### Input records
════════════════════

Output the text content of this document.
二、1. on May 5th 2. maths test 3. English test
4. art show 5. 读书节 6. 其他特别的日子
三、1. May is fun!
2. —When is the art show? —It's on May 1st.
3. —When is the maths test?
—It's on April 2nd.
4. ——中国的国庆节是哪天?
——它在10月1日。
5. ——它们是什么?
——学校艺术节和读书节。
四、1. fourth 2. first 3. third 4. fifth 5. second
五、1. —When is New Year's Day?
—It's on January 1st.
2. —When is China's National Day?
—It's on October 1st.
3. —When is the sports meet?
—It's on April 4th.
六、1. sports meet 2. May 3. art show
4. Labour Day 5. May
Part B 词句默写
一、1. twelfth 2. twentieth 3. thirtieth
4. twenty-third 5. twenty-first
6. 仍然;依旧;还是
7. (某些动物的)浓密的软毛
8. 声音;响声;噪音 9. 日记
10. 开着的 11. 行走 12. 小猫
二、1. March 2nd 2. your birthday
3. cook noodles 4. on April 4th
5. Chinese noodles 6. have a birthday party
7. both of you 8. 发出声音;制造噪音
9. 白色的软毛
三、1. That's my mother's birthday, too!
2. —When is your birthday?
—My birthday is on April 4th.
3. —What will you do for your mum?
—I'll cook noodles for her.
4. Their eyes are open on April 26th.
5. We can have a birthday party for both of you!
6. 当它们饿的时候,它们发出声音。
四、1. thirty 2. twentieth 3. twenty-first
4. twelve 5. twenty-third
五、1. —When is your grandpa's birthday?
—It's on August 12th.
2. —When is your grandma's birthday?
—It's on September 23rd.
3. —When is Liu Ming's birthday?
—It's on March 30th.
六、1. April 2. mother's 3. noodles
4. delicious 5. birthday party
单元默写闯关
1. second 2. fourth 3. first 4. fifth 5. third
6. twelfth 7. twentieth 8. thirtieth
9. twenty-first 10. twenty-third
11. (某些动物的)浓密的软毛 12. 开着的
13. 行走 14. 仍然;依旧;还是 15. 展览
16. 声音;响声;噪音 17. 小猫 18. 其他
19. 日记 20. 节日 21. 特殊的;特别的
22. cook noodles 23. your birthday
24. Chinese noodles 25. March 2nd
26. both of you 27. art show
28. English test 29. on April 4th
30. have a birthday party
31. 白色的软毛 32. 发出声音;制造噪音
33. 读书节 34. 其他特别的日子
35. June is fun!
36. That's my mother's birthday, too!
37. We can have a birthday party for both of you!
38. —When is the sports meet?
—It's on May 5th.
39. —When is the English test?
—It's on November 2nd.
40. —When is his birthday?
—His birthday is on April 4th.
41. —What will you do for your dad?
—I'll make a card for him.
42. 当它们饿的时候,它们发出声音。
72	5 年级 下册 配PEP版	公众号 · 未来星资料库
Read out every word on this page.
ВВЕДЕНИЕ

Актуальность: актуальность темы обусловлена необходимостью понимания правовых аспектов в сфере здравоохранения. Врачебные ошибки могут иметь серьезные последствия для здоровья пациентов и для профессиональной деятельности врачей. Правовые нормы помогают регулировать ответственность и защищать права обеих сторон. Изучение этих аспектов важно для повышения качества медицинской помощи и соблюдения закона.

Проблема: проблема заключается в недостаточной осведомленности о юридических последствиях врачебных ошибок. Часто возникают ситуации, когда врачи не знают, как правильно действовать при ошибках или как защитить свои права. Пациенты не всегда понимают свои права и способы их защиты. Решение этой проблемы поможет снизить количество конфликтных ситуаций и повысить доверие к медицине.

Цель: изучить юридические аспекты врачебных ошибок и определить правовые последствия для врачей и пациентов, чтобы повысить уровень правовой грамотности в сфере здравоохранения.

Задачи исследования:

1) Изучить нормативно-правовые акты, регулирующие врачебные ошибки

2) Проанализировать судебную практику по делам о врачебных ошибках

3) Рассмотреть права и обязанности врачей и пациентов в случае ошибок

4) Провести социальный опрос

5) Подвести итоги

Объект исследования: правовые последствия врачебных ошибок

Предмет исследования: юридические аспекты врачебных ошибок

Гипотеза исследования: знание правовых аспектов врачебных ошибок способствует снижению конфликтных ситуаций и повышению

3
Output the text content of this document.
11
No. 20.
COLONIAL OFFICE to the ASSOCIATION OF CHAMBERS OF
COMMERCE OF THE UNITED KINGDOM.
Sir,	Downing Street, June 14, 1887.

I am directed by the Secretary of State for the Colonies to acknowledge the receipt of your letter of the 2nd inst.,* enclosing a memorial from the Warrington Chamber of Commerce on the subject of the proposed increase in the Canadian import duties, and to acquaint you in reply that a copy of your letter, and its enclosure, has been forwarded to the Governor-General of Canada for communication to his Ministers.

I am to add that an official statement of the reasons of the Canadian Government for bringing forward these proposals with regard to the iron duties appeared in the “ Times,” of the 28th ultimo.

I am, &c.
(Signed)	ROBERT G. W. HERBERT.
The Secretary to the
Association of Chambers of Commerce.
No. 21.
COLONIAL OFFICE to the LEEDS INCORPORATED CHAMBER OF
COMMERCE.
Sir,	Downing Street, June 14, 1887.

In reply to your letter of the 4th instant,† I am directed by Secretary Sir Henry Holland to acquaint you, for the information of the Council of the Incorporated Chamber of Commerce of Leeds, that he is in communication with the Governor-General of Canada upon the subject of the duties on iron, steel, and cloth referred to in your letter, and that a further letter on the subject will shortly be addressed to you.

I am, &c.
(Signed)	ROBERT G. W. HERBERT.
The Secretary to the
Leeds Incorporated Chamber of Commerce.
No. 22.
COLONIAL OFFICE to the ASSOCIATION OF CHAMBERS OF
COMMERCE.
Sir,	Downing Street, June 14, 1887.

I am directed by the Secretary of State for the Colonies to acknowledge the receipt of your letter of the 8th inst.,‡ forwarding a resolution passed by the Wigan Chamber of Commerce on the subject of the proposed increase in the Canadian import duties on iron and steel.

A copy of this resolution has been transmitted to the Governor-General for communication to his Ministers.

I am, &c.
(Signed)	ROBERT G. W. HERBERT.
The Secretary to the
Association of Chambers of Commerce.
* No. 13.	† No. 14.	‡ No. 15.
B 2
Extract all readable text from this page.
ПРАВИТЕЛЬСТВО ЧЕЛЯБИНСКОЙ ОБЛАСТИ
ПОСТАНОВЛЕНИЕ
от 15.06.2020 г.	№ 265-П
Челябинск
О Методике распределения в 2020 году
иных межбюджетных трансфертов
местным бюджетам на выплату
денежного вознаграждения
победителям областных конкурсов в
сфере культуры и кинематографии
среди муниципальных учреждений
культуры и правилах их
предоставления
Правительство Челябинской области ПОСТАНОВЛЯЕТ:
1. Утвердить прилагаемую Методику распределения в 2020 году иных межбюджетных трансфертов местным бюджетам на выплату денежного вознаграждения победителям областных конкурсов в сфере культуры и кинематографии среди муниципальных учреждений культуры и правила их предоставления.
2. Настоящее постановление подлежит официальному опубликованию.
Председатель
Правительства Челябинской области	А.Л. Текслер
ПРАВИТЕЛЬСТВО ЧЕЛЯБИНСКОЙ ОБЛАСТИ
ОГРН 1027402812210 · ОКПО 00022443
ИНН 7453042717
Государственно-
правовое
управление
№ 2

════════════════════

### Task details
Extract, from the listing above, every line where the string "трансфертов" occurs.

### Correct result
иных межбюджетных трансфертов
1. Утвердить прилагаемую Методику распределения в 2020 году иных межбюджетных трансфертов местным бюджетам на выплату денежного вознаграждения победителям областных конкурсов в сфере культуры и кинематографии среди муниципальных учреждений культуры и правила их предоставления.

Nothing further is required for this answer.